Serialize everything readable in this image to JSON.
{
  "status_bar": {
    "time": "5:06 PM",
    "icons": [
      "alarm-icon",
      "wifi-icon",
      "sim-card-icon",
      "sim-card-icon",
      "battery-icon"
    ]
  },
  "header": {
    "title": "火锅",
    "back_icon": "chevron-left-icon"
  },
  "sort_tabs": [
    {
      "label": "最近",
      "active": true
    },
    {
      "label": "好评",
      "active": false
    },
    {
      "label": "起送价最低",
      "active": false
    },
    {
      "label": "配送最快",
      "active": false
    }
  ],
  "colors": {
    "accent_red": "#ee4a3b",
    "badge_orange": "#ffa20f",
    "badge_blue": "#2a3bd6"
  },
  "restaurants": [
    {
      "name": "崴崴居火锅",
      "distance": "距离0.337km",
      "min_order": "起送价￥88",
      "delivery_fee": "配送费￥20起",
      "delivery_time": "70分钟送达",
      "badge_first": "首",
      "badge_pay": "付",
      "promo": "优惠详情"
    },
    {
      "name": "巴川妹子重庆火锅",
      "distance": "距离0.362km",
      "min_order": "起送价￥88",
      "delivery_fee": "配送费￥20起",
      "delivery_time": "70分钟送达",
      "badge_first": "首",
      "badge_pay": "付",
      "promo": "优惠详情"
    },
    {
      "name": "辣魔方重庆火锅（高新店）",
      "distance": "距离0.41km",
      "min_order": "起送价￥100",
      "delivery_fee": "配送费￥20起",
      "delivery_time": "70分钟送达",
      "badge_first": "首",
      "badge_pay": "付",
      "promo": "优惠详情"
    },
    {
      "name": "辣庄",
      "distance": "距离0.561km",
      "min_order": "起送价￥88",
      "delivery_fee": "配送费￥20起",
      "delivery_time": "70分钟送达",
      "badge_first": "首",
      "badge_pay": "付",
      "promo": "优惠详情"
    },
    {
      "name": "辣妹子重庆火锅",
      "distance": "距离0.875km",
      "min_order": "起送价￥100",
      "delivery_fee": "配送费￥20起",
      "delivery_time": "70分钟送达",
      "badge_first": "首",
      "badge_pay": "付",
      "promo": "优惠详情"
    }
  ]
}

•••••

◆ **Objective**
Set down every line of the listing above again, exactly as given.

◆ **Exercise answer**
Serialize everything readable in this image to JSON.
{
  "status_bar": {
    "time": "5:06 PM",
    "icons": [
      "alarm-icon",
      "wifi-icon",
      "sim-card-icon",
      "sim-card-icon",
      "battery-icon"
    ]
  },
  "header": {
    "title": "火锅",
    "back_icon": "chevron-left-icon"
  },
  "sort_tabs": [
    {
      "label": "最近",
      "active": true
    },
    {
      "label": "好评",
      "active": false
    },
    {
      "label": "起送价最低",
      "active": false
    },
    {
      "label": "配送最快",
      "active": false
    }
  ],
  "colors": {
    "accent_red": "#ee4a3b",
    "badge_orange": "#ffa20f",
    "badge_blue": "#2a3bd6"
  },
  "restaurants": [
    {
      "name": "崴崴居火锅",
      "distance": "距离0.337km",
      "min_order": "起送价￥88",
      "delivery_fee": "配送费￥20起",
      "delivery_time": "70分钟送达",
      "badge_first": "首",
      "badge_pay": "付",
      "promo": "优惠详情"
    },
    {
      "name": "巴川妹子重庆火锅",
      "distance": "距离0.362km",
      "min_order": "起送价￥88",
      "delivery_fee": "配送费￥20起",
      "delivery_time": "70分钟送达",
      "badge_first": "首",
      "badge_pay": "付",
      "promo": "优惠详情"
    },
    {
      "name": "辣魔方重庆火锅（高新店）",
      "distance": "距离0.41km",
      "min_order": "起送价￥100",
      "delivery_fee": "配送费￥20起",
      "delivery_time": "70分钟送达",
      "badge_first": "首",
      "badge_pay": "付",
      "promo": "优惠详情"
    },
    {
      "name": "辣庄",
      "distance": "距离0.561km",
      "min_order": "起送价￥88",
      "delivery_fee": "配送费￥20起",
      "delivery_time": "70分钟送达",
      "badge_first": "首",
      "badge_pay": "付",
      "promo": "优惠详情"
    },
    {
      "name": "辣妹子重庆火锅",
      "distance": "距离0.875km",
      "min_order": "起送价￥100",
      "delivery_fee": "配送费￥20起",
      "delivery_time": "70分钟送达",
      "badge_first": "首",
      "badge_pay": "付",
      "promo": "优惠详情"
    }
  ]
}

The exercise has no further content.